— Start of DATA SHOWN —
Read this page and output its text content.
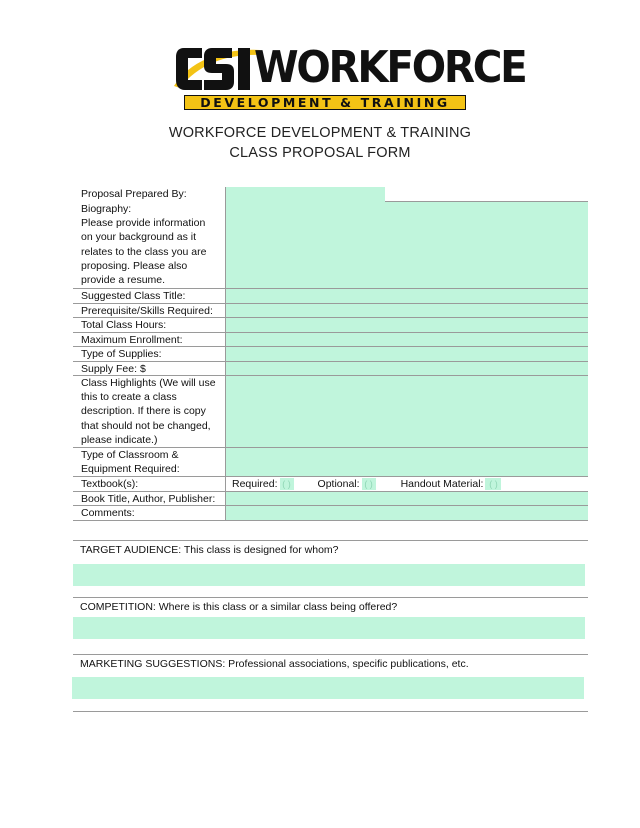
WORKFORCE
DEVELOPMENT & TRAINING
WORKFORCE DEVELOPMENT & TRAINING
CLASS PROPOSAL FORM
Proposal Prepared By:
Biography:
Please provide information
on your background as it
relates to the class you are
proposing. Please also
provide a resume.
Suggested Class Title:
Prerequisite/Skills Required:
Total Class Hours:
Maximum Enrollment:
Type of Supplies:
Supply Fee: $
Class Highlights (We will use
this to create a class
description. If there is copy
that should not be changed,
please indicate.)
Type of Classroom &
Equipment Required:
Textbook(s):	Required: ( )	Optional: ( )	Handout Material: ( )
Book Title, Author, Publisher:
Comments:
TARGET AUDIENCE: This class is designed for whom?
COMPETITION: Where is this class or a similar class being offered?
MARKETING SUGGESTIONS: Professional associations, specific publications, etc.
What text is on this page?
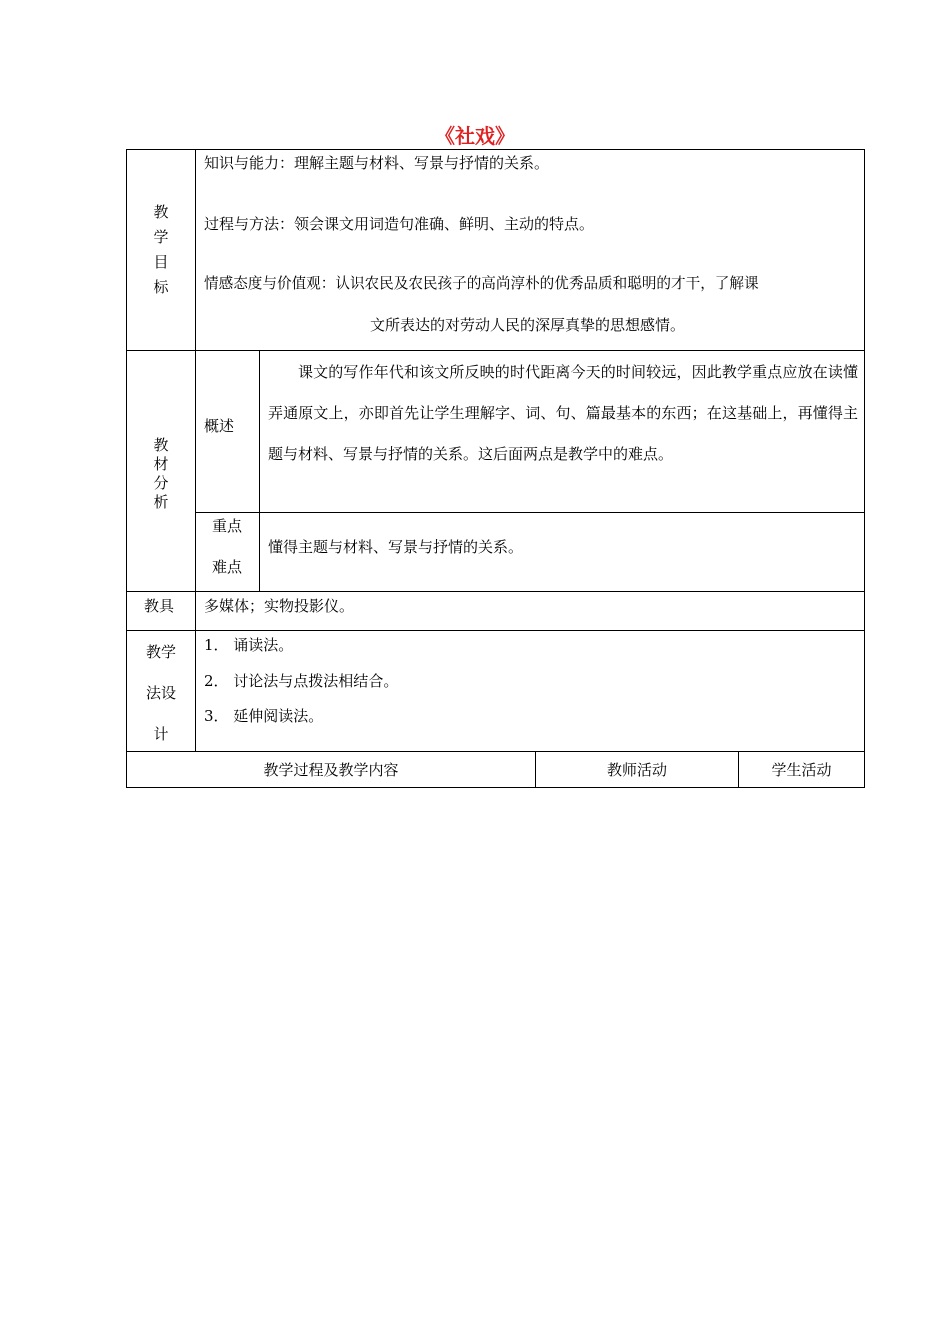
《社戏》
教
学
目
标
知识与能力：理解主题与材料、写景与抒情的关系。
过程与方法：领会课文用词造句准确、鲜明、主动的特点。
情感态度与价值观：认识农民及农民孩子的高尚淳朴的优秀品质和聪明的才干，了解课
文所表达的对劳动人民的深厚真挚的思想感情。
教
材
分
析
概述
课文的写作年代和该文所反映的时代距离今天的时间较远，因此教学重点应放在读懂弄通原文上，亦即首先让学生理解字、词、句、篇最基本的东西；在这基础上，再懂得主题与材料、写景与抒情的关系。这后面两点是教学中的难点。
重点
难点
懂得主题与材料、写景与抒情的关系。
教具 多媒体；实物投影仪。
教学
法设
计
1． 诵读法。
2． 讨论法与点拨法相结合。
3． 延伸阅读法。
教学过程及教学内容	教师活动	学生活动
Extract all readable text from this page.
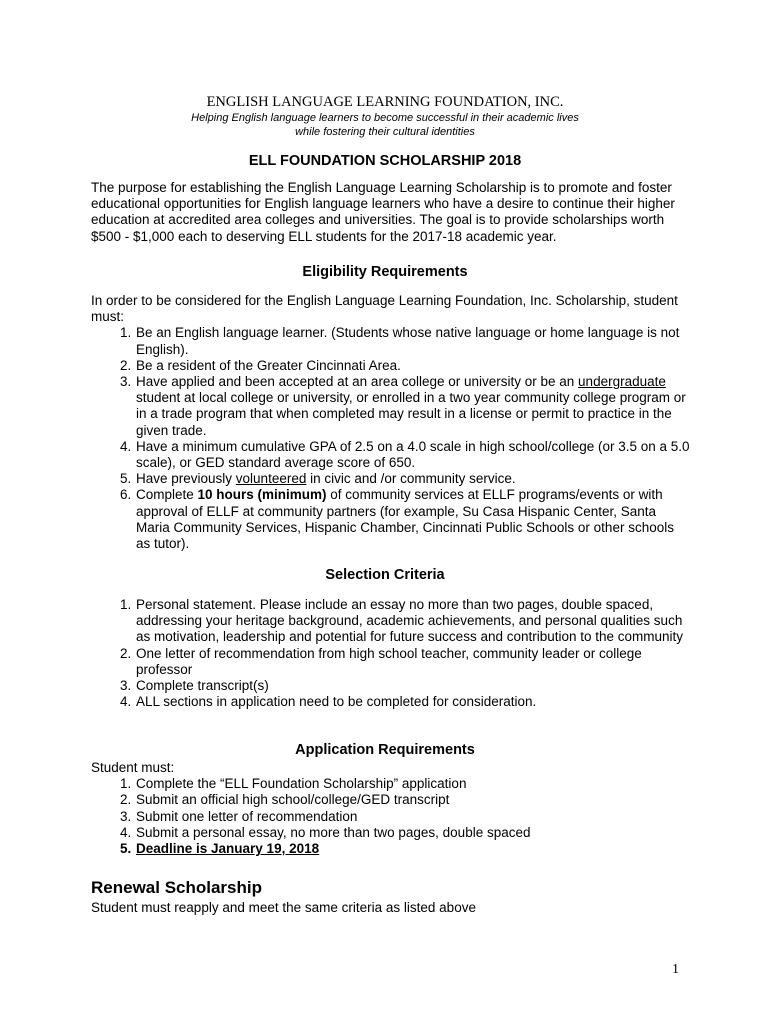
ENGLISH LANGUAGE LEARNING FOUNDATION, INC.
Helping English language learners to become successful in their academic lives
while fostering their cultural identities
ELL FOUNDATION SCHOLARSHIP 2018
The purpose for establishing the English Language Learning Scholarship is to promote and foster educational opportunities for English language learners who have a desire to continue their higher education at accredited area colleges and universities. The goal is to provide scholarships worth $500 - $1,000 each to deserving ELL students for the 2017-18 academic year.
Eligibility Requirements
In order to be considered for the English Language Learning Foundation, Inc. Scholarship, student must:
1. Be an English language learner. (Students whose native language or home language is not English).
2. Be a resident of the Greater Cincinnati Area.
3. Have applied and been accepted at an area college or university or be an undergraduate student at local college or university, or enrolled in a two year community college program or in a trade program that when completed may result in a license or permit to practice in the given trade.
4. Have a minimum cumulative GPA of 2.5 on a 4.0 scale in high school/college (or 3.5 on a 5.0 scale), or GED standard average score of 650.
5. Have previously volunteered in civic and /or community service.
6. Complete 10 hours (minimum) of community services at ELLF programs/events or with approval of ELLF at community partners (for example, Su Casa Hispanic Center, Santa Maria Community Services, Hispanic Chamber, Cincinnati Public Schools or other schools as tutor).
Selection Criteria
1. Personal statement. Please include an essay no more than two pages, double spaced, addressing your heritage background, academic achievements, and personal qualities such as motivation, leadership and potential for future success and contribution to the community
2. One letter of recommendation from high school teacher, community leader or college professor
3. Complete transcript(s)
4. ALL sections in application need to be completed for consideration.
Application Requirements
Student must:
1. Complete the “ELL Foundation Scholarship” application
2. Submit an official high school/college/GED transcript
3. Submit one letter of recommendation
4. Submit a personal essay, no more than two pages, double spaced
5. Deadline is January 19, 2018
Renewal Scholarship
Student must reapply and meet the same criteria as listed above
1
— End of DATA SHOWN —
- _WHAT IS ASKED_
Each entry above is to be written out again unchanged, apart from the pictures, which are left out.

- _RESULT_
Read this page and output its text content.
WORKFORCE
DEVELOPMENT & TRAINING
WORKFORCE DEVELOPMENT & TRAINING
CLASS PROPOSAL FORM
Proposal Prepared By:
Biography:
Please provide information
on your background as it
relates to the class you are
proposing. Please also
provide a resume.
Suggested Class Title:
Prerequisite/Skills Required:
Total Class Hours:
Maximum Enrollment:
Type of Supplies:
Supply Fee: $
Class Highlights (We will use
this to create a class
description. If there is copy
that should not be changed,
please indicate.)
Type of Classroom &
Equipment Required:
Textbook(s):	Required: ( )	Optional: ( )	Handout Material: ( )
Book Title, Author, Publisher:
Comments:
TARGET AUDIENCE: This class is designed for whom?
COMPETITION: Where is this class or a similar class being offered?
MARKETING SUGGESTIONS: Professional associations, specific publications, etc.
What text is on this page?
《社戏》
教
学
目
标
知识与能力：理解主题与材料、写景与抒情的关系。
过程与方法：领会课文用词造句准确、鲜明、主动的特点。
情感态度与价值观：认识农民及农民孩子的高尚淳朴的优秀品质和聪明的才干，了解课
文所表达的对劳动人民的深厚真挚的思想感情。
教
材
分
析
概述
课文的写作年代和该文所反映的时代距离今天的时间较远，因此教学重点应放在读懂弄通原文上，亦即首先让学生理解字、词、句、篇最基本的东西；在这基础上，再懂得主题与材料、写景与抒情的关系。这后面两点是教学中的难点。
重点
难点
懂得主题与材料、写景与抒情的关系。
教具 多媒体；实物投影仪。
教学
法设
计
1． 诵读法。
2． 讨论法与点拨法相结合。
3． 延伸阅读法。
教学过程及教学内容	教师活动	学生活动
Extract all readable text from this page.
ENGLISH LANGUAGE LEARNING FOUNDATION, INC.
Helping English language learners to become successful in their academic lives
while fostering their cultural identities
ELL FOUNDATION SCHOLARSHIP 2018
The purpose for establishing the English Language Learning Scholarship is to promote and foster educational opportunities for English language learners who have a desire to continue their higher education at accredited area colleges and universities. The goal is to provide scholarships worth $500 - $1,000 each to deserving ELL students for the 2017-18 academic year.
Eligibility Requirements
In order to be considered for the English Language Learning Foundation, Inc. Scholarship, student must:
1. Be an English language learner. (Students whose native language or home language is not English).
2. Be a resident of the Greater Cincinnati Area.
3. Have applied and been accepted at an area college or university or be an undergraduate student at local college or university, or enrolled in a two year community college program or in a trade program that when completed may result in a license or permit to practice in the given trade.
4. Have a minimum cumulative GPA of 2.5 on a 4.0 scale in high school/college (or 3.5 on a 5.0 scale), or GED standard average score of 650.
5. Have previously volunteered in civic and /or community service.
6. Complete 10 hours (minimum) of community services at ELLF programs/events or with approval of ELLF at community partners (for example, Su Casa Hispanic Center, Santa Maria Community Services, Hispanic Chamber, Cincinnati Public Schools or other schools as tutor).
Selection Criteria
1. Personal statement. Please include an essay no more than two pages, double spaced, addressing your heritage background, academic achievements, and personal qualities such as motivation, leadership and potential for future success and contribution to the community
2. One letter of recommendation from high school teacher, community leader or college professor
3. Complete transcript(s)
4. ALL sections in application need to be completed for consideration.
Application Requirements
Student must:
1. Complete the “ELL Foundation Scholarship” application
2. Submit an official high school/college/GED transcript
3. Submit one letter of recommendation
4. Submit a personal essay, no more than two pages, double spaced
5. Deadline is January 19, 2018
Renewal Scholarship
Student must reapply and meet the same criteria as listed above
1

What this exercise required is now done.